- Stated task
Every line below that mentions the word "could" should be copied out.
★ ★ ★
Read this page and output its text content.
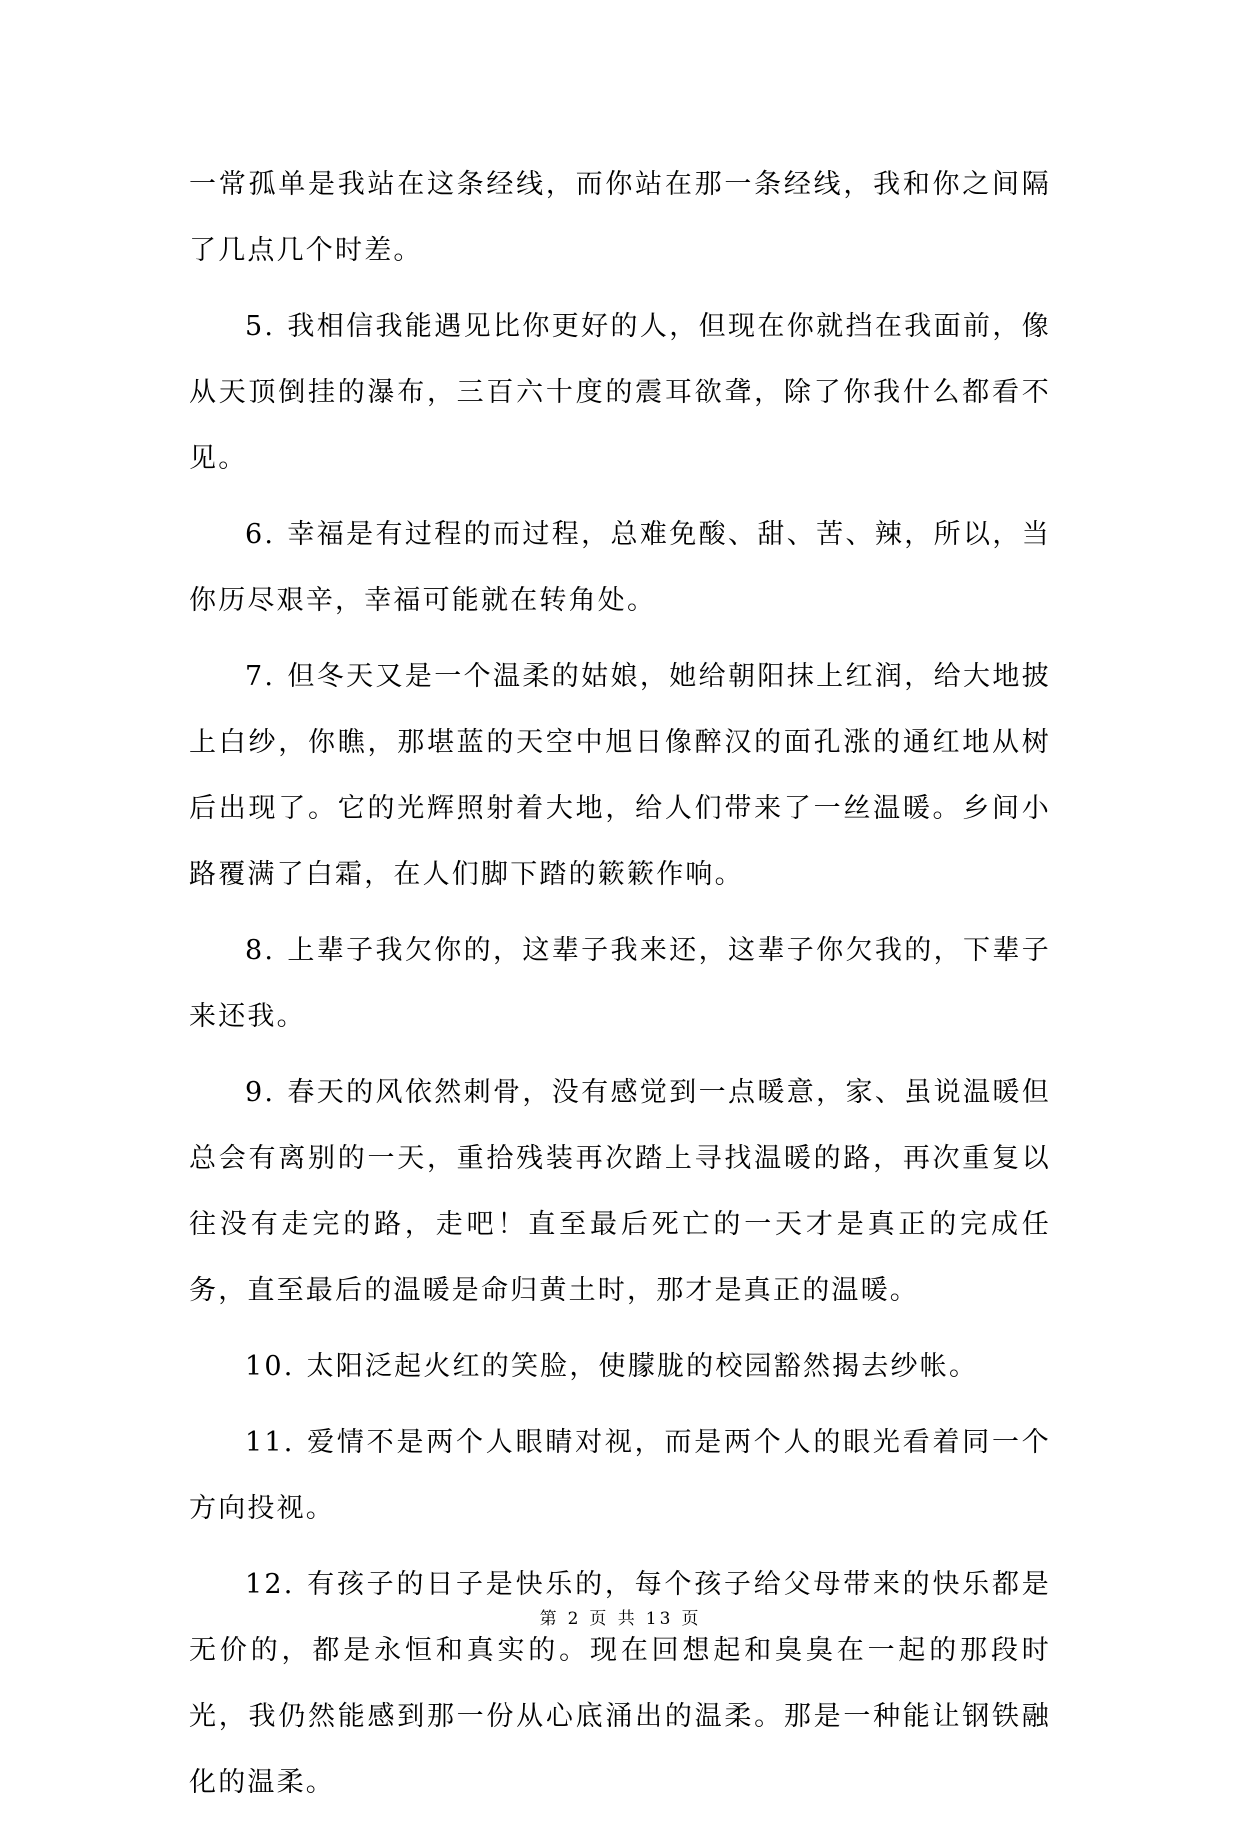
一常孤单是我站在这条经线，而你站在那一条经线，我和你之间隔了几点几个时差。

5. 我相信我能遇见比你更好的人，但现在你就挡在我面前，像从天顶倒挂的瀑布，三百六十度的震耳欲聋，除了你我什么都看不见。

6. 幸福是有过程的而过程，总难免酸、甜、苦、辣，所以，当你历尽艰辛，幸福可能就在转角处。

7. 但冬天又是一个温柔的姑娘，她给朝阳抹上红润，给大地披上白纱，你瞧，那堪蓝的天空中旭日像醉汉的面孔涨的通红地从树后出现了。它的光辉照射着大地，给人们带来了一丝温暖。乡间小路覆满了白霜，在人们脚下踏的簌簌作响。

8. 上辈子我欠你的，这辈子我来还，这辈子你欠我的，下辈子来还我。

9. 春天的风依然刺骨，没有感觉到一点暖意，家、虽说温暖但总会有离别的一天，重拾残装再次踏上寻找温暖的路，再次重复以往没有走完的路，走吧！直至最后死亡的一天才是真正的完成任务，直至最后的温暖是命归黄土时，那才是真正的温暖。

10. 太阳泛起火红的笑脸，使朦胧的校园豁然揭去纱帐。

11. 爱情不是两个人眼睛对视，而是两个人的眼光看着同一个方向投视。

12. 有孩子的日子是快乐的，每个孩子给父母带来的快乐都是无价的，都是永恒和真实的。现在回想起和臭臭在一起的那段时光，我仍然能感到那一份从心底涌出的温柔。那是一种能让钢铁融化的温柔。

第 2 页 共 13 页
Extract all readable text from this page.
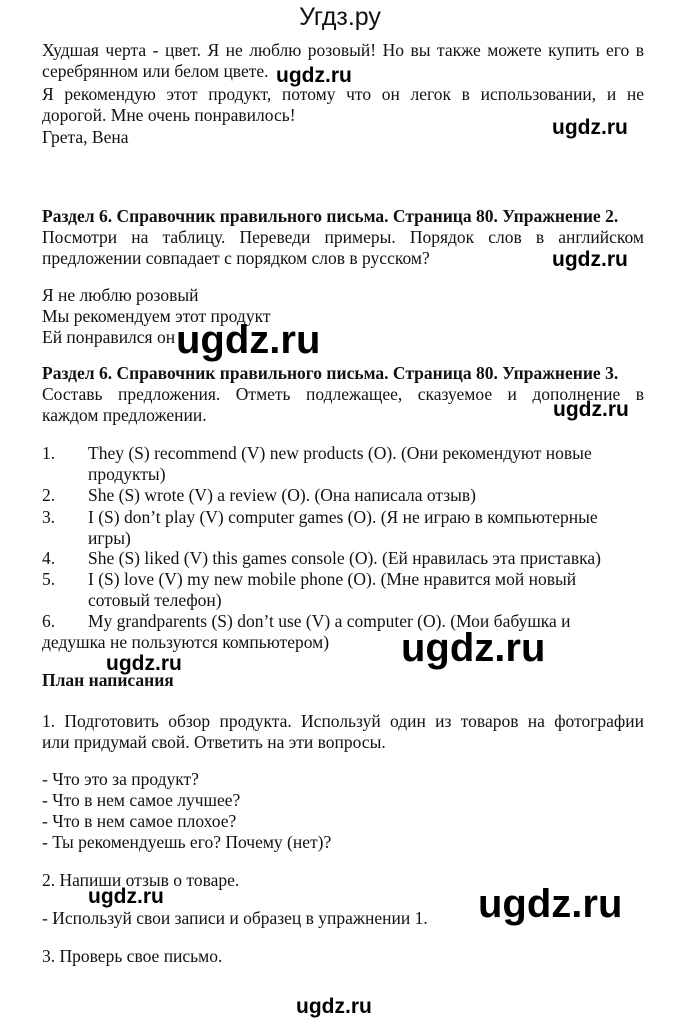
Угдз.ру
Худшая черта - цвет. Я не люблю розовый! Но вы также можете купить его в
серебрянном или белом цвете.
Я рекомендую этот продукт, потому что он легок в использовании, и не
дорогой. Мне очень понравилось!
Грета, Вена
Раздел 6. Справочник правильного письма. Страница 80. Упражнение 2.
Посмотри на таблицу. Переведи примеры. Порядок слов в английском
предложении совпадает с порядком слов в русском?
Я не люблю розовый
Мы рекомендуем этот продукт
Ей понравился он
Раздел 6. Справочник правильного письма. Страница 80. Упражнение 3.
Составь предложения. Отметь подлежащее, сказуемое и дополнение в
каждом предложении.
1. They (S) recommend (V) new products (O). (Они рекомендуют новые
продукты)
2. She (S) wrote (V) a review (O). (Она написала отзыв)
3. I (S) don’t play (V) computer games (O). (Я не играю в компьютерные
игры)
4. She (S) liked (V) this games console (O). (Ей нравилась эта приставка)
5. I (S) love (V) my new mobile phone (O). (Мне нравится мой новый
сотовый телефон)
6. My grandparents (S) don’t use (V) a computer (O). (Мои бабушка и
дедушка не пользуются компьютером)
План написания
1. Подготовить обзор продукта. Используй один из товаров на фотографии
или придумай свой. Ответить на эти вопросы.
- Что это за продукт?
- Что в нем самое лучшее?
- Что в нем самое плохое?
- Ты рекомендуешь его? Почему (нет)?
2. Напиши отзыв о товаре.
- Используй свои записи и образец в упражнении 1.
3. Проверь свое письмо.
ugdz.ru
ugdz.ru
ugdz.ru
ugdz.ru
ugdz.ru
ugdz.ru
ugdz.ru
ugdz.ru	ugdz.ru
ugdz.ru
★ ★ ★
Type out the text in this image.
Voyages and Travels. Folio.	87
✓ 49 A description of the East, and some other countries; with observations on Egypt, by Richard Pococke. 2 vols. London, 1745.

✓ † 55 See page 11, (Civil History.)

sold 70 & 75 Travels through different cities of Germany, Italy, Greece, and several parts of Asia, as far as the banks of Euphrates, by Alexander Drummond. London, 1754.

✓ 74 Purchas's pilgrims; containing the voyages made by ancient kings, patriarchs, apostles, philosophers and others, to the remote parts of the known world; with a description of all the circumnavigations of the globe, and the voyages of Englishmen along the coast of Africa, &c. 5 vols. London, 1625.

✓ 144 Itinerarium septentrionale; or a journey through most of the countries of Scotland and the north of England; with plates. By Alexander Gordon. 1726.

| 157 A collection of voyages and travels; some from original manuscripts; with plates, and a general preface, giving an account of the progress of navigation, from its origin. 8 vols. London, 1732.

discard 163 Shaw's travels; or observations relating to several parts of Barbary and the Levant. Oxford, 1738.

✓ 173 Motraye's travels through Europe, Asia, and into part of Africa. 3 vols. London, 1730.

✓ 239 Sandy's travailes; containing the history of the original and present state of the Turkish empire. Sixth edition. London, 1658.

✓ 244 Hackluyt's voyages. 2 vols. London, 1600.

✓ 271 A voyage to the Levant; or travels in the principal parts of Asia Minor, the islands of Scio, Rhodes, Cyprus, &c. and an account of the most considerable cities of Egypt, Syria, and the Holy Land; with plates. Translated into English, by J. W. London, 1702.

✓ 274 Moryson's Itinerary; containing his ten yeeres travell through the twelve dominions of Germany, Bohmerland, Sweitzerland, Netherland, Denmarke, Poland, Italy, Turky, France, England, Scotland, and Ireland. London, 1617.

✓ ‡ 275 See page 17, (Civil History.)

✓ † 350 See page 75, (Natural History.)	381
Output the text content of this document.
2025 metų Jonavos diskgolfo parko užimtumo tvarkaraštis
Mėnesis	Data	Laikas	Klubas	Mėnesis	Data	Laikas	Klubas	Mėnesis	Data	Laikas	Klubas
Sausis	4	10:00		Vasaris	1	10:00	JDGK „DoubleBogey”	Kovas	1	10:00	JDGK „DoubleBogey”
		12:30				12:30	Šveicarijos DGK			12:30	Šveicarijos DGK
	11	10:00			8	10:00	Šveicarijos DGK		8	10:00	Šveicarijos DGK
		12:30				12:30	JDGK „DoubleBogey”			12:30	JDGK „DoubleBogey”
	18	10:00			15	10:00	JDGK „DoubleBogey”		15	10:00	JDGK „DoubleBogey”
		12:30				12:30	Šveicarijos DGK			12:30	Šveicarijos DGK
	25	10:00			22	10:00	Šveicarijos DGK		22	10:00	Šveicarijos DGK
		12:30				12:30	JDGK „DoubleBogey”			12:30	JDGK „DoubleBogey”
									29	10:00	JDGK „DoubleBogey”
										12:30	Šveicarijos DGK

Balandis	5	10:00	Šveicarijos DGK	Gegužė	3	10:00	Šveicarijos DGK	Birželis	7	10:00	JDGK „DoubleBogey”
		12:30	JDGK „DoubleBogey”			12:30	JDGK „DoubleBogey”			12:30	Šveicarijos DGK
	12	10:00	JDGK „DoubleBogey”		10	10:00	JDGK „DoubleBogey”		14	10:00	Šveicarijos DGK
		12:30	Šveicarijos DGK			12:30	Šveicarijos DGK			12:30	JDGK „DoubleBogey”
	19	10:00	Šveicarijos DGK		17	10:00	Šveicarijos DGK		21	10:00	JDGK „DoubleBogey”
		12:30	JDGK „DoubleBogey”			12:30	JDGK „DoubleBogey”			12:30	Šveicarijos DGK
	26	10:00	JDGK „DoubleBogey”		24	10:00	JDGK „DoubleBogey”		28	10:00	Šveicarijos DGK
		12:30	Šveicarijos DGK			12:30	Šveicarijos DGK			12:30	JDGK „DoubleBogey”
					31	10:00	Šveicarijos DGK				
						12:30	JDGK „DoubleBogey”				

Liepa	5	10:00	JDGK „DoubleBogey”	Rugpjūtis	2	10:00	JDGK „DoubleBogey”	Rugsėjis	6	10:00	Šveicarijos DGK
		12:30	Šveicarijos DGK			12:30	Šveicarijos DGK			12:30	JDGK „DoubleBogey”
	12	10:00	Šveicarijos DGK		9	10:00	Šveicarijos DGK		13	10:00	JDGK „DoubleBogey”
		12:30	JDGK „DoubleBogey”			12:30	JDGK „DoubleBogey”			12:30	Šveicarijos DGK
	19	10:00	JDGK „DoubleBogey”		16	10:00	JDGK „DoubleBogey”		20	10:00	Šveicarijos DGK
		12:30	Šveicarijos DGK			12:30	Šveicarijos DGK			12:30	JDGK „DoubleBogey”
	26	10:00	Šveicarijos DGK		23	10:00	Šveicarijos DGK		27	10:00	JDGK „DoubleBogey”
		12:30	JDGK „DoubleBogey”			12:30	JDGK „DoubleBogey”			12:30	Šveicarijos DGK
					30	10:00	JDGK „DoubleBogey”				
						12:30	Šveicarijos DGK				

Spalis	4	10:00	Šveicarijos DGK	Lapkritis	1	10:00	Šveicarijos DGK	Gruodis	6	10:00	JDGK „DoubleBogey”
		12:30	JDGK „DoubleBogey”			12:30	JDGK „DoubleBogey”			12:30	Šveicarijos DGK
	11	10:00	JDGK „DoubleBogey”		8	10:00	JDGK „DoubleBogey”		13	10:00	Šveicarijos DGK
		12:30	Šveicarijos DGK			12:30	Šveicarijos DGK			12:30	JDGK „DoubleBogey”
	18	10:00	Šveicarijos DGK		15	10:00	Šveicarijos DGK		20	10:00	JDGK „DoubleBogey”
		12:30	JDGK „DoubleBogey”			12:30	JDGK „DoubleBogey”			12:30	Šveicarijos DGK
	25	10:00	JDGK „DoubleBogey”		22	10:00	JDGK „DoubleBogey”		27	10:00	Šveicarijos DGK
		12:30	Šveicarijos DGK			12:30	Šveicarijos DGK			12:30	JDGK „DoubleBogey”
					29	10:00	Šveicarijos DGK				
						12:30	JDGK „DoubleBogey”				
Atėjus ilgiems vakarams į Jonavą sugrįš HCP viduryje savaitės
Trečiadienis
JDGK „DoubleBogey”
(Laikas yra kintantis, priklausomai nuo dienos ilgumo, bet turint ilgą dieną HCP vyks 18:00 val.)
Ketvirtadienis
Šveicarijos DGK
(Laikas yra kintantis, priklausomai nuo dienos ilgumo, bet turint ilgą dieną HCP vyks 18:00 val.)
★ ★ ★
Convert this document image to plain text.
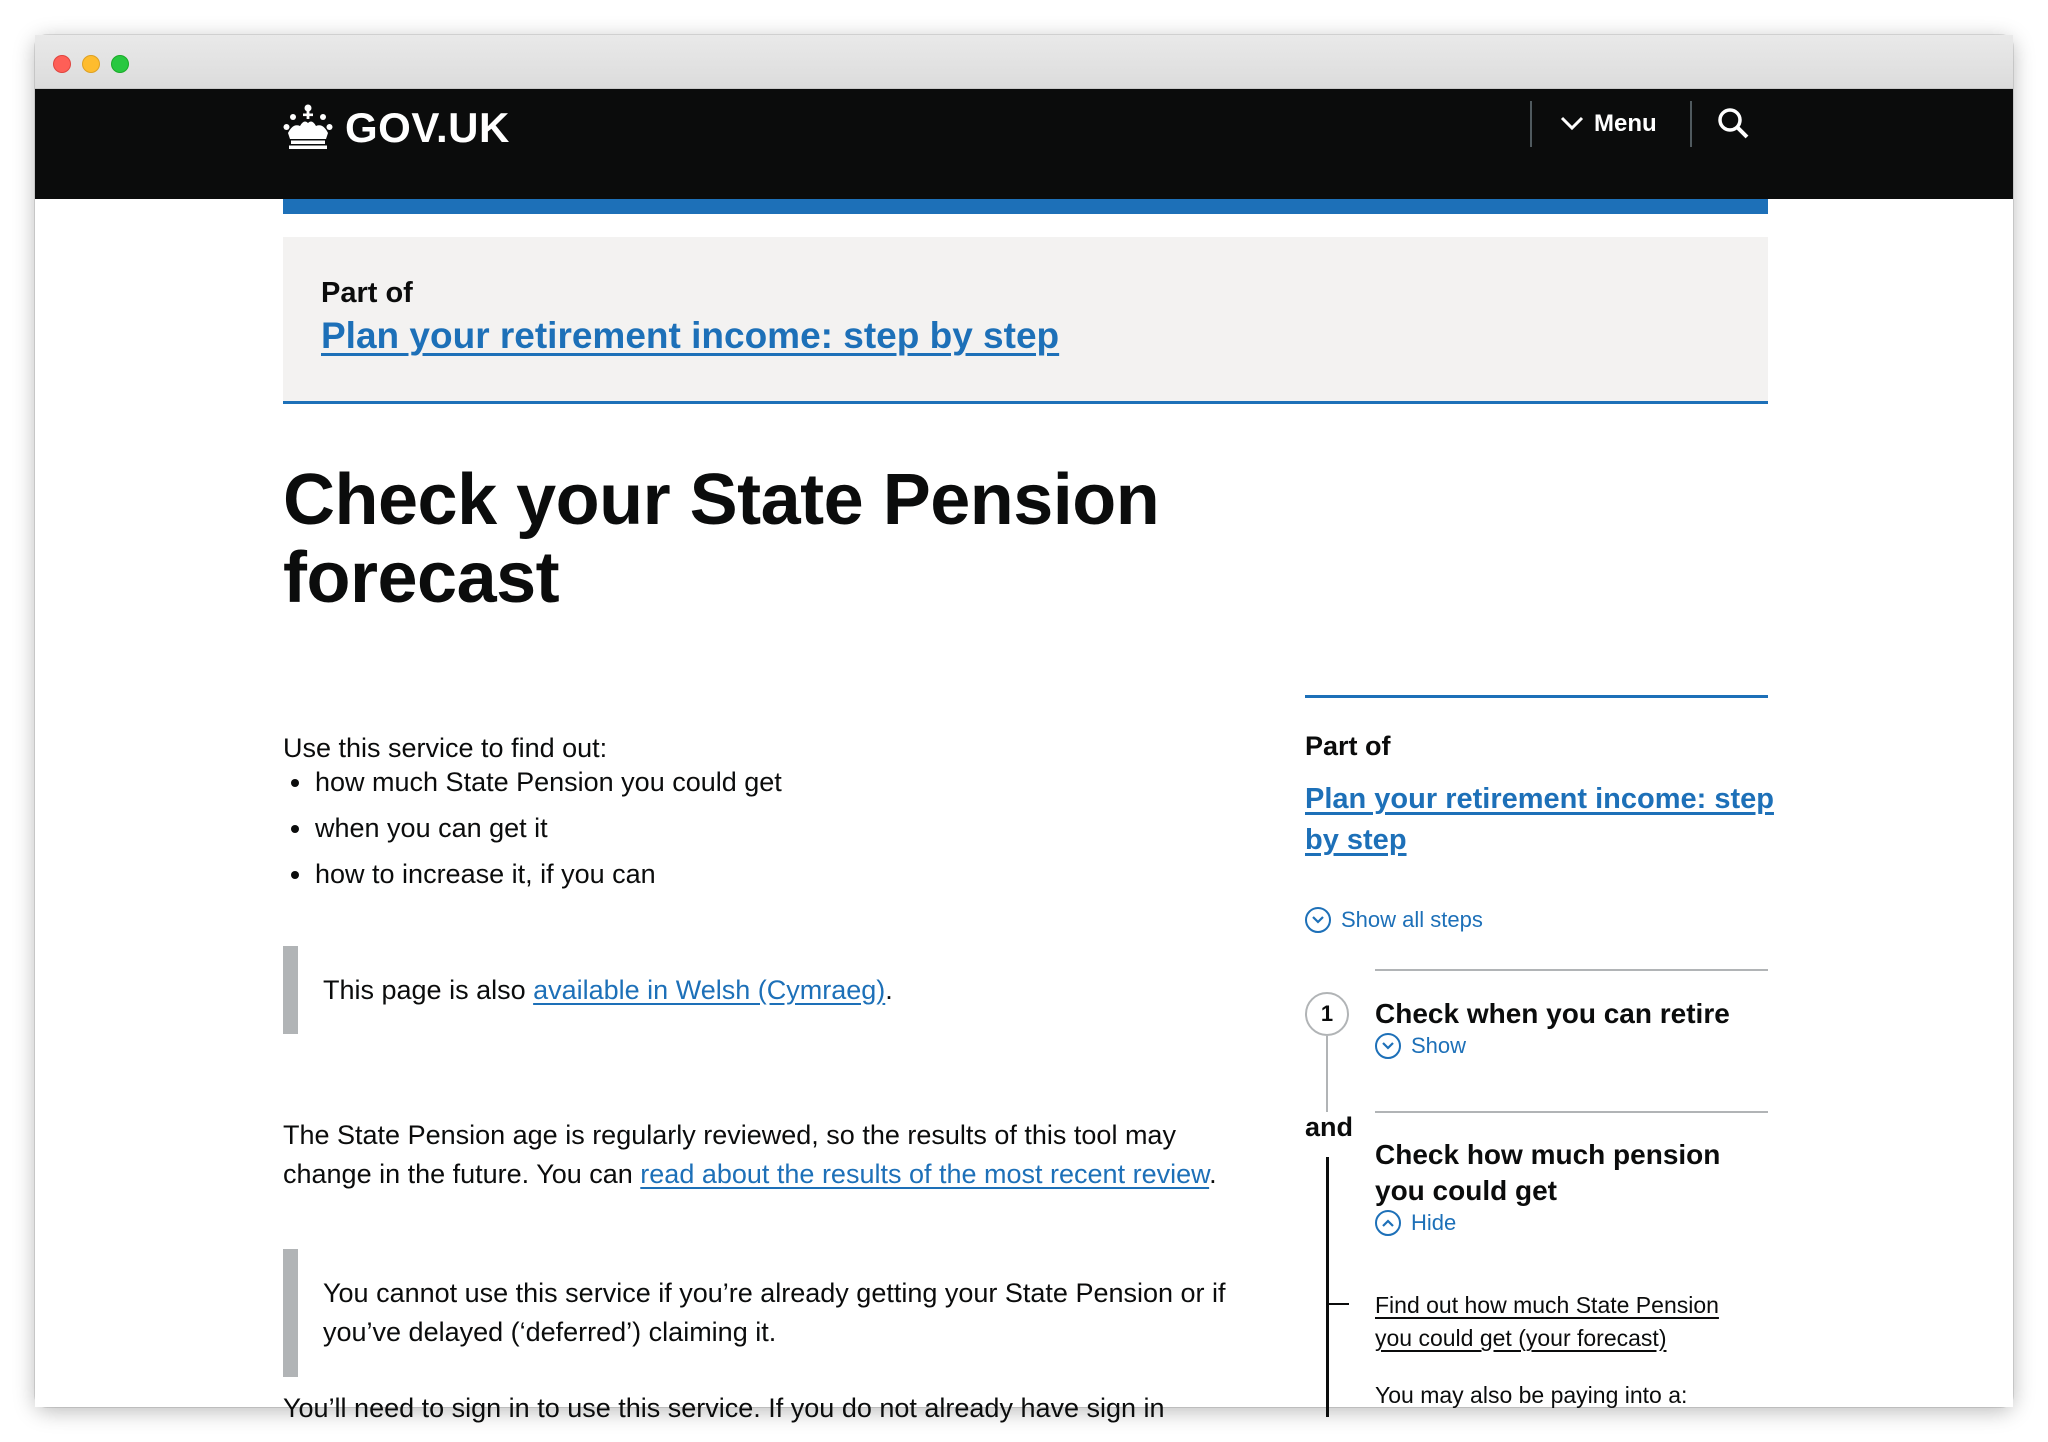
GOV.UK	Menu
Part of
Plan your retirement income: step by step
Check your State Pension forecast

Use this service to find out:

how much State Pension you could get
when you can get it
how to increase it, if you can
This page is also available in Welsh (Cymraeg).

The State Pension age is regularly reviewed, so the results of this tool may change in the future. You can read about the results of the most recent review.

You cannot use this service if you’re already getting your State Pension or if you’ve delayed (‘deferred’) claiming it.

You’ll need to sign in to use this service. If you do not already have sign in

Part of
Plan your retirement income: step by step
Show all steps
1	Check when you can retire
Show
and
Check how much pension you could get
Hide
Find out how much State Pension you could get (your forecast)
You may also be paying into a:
★ ★ ★
- The response
how much State Pension you could get
Check how much pension you could get
Find out how much State Pension you could get (your forecast)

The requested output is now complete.